## TASK:
Pull each line holding "MagicalPrediction" out of the entries below.

## MATERIAL TO PROCESS:

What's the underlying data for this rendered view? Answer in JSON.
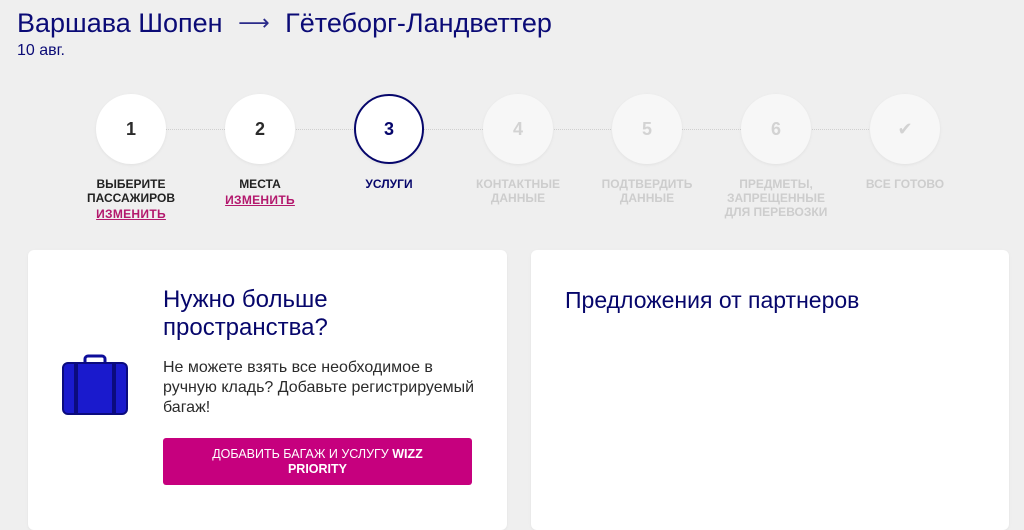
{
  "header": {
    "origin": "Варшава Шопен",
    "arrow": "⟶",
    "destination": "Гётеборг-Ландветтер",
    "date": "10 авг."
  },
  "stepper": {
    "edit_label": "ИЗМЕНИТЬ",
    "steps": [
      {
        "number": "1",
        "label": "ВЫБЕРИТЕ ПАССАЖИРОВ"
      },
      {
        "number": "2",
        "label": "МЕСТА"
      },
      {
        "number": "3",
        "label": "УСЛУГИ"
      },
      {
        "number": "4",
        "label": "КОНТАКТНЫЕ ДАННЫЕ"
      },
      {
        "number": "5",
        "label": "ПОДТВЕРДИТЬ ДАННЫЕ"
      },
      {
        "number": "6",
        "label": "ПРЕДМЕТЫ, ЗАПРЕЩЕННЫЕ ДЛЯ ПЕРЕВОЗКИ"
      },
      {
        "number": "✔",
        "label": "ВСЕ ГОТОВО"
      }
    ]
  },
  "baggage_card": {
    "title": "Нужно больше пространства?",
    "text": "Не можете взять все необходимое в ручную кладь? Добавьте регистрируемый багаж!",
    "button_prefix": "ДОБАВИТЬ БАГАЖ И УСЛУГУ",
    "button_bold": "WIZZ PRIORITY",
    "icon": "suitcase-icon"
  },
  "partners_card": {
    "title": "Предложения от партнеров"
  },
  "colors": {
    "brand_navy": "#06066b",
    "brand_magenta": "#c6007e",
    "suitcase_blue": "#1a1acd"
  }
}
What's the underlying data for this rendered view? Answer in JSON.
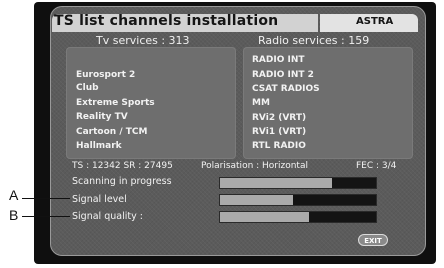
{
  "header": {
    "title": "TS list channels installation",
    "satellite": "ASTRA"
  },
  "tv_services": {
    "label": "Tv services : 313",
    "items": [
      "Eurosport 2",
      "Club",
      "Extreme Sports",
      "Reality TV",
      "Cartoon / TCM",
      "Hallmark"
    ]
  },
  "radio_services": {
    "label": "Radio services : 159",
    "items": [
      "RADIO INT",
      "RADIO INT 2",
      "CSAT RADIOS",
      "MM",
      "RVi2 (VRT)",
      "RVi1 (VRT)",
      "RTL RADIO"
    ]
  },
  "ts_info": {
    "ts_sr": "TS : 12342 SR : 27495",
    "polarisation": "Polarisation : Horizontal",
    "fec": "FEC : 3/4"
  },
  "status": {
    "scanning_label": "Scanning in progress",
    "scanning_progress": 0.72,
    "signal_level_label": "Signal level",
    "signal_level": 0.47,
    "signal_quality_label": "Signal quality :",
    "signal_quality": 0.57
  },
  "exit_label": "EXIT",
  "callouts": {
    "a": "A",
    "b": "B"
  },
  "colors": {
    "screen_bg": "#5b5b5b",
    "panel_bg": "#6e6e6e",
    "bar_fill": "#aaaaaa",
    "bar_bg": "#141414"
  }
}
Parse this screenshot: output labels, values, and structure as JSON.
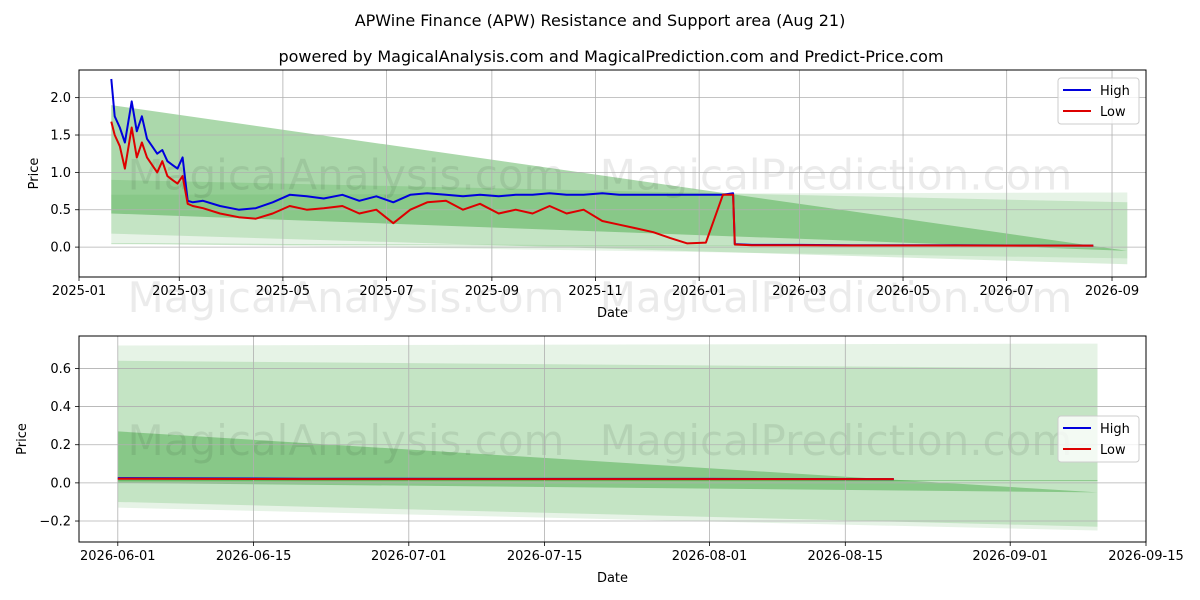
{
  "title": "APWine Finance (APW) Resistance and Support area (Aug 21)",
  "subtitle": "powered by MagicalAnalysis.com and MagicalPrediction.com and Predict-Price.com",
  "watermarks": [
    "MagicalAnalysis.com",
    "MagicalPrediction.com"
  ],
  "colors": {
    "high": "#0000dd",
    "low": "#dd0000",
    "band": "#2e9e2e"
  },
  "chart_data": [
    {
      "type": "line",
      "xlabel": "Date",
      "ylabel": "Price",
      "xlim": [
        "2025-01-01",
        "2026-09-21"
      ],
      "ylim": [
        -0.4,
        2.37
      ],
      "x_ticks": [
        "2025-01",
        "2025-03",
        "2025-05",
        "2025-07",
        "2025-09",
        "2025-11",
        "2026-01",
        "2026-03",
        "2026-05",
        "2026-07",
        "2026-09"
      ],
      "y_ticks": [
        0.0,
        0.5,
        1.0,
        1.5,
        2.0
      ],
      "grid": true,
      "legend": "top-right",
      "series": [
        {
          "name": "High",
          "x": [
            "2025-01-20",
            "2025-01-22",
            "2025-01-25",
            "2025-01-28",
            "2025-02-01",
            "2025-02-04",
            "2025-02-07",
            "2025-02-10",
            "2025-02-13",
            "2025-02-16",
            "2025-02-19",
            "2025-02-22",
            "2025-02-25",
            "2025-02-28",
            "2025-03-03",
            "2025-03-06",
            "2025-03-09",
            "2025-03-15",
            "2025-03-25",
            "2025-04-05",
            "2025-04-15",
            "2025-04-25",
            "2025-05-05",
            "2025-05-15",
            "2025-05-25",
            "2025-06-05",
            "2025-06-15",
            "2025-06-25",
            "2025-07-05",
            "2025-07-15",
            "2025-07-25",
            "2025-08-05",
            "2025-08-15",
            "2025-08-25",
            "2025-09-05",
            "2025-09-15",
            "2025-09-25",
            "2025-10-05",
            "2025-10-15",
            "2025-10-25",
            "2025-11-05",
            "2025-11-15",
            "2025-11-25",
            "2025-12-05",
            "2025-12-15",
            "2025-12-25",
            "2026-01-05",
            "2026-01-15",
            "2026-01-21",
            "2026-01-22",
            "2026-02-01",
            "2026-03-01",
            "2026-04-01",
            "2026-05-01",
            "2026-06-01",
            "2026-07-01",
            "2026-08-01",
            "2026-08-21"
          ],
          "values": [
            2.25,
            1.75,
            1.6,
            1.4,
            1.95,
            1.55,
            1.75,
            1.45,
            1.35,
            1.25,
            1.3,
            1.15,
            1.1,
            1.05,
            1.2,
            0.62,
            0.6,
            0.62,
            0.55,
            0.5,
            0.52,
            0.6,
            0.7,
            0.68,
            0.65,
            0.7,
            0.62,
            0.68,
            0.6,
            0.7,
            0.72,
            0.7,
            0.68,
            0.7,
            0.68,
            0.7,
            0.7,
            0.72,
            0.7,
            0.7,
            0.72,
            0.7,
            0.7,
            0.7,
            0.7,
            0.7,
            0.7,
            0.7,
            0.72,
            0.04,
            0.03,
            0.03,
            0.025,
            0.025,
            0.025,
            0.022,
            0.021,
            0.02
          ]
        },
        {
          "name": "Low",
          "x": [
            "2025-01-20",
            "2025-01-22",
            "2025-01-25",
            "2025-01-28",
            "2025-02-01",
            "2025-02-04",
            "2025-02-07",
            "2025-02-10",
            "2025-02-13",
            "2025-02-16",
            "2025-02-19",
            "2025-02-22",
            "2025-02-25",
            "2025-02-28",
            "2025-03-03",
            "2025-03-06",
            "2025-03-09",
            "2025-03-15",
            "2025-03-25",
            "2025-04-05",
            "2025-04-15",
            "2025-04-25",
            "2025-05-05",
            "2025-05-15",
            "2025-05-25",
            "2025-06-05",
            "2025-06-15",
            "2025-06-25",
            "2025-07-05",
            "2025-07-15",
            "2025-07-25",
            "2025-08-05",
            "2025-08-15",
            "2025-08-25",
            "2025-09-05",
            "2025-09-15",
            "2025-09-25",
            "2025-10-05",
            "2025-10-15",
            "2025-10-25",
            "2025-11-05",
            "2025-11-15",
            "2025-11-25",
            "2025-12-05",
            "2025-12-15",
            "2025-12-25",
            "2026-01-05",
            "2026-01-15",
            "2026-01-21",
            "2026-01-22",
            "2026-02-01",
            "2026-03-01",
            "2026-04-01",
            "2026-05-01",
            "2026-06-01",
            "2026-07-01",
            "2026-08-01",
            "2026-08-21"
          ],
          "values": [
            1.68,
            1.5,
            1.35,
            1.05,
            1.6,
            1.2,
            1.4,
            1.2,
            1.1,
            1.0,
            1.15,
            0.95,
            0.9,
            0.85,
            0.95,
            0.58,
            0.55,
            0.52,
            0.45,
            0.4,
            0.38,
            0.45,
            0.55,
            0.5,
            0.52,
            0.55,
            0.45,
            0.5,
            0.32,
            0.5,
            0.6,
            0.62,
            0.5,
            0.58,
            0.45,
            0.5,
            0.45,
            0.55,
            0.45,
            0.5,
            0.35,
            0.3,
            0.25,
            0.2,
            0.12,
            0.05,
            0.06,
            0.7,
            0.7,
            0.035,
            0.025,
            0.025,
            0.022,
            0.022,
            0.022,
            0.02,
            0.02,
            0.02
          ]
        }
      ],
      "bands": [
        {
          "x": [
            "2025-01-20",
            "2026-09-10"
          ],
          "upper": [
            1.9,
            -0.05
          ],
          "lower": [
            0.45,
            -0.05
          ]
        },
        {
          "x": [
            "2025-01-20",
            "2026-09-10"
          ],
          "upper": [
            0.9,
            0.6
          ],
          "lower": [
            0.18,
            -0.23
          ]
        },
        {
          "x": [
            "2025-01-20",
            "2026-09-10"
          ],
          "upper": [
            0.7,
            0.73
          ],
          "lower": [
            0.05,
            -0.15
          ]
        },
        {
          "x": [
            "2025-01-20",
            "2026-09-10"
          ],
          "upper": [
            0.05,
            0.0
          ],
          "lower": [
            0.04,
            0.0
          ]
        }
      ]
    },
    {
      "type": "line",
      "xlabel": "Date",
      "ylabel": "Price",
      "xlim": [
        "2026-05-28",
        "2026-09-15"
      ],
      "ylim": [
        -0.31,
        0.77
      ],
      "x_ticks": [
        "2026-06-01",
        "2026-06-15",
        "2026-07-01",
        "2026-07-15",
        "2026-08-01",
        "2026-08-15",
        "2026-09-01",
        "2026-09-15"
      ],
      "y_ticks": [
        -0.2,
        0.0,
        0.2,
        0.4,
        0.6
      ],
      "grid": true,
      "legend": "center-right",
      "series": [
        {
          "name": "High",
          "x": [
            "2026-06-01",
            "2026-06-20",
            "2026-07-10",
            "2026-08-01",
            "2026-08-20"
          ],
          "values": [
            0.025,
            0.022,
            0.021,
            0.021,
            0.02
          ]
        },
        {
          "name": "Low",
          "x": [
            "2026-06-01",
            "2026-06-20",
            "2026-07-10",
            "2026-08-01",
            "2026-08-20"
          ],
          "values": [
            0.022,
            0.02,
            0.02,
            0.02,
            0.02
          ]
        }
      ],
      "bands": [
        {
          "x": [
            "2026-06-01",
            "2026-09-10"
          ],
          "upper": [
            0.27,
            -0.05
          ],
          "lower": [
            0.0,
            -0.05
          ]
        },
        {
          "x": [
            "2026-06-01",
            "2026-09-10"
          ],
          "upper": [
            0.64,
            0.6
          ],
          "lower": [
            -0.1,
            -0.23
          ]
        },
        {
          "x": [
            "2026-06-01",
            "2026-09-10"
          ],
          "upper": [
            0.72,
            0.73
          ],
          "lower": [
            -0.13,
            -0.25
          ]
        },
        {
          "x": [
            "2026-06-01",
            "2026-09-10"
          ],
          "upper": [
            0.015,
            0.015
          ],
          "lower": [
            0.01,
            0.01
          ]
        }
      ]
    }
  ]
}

## REPLY TO THE TASK:
  "subtitle": "powered by MagicalAnalysis.com and MagicalPrediction.com and Predict-Price.com",
    "MagicalPrediction.com"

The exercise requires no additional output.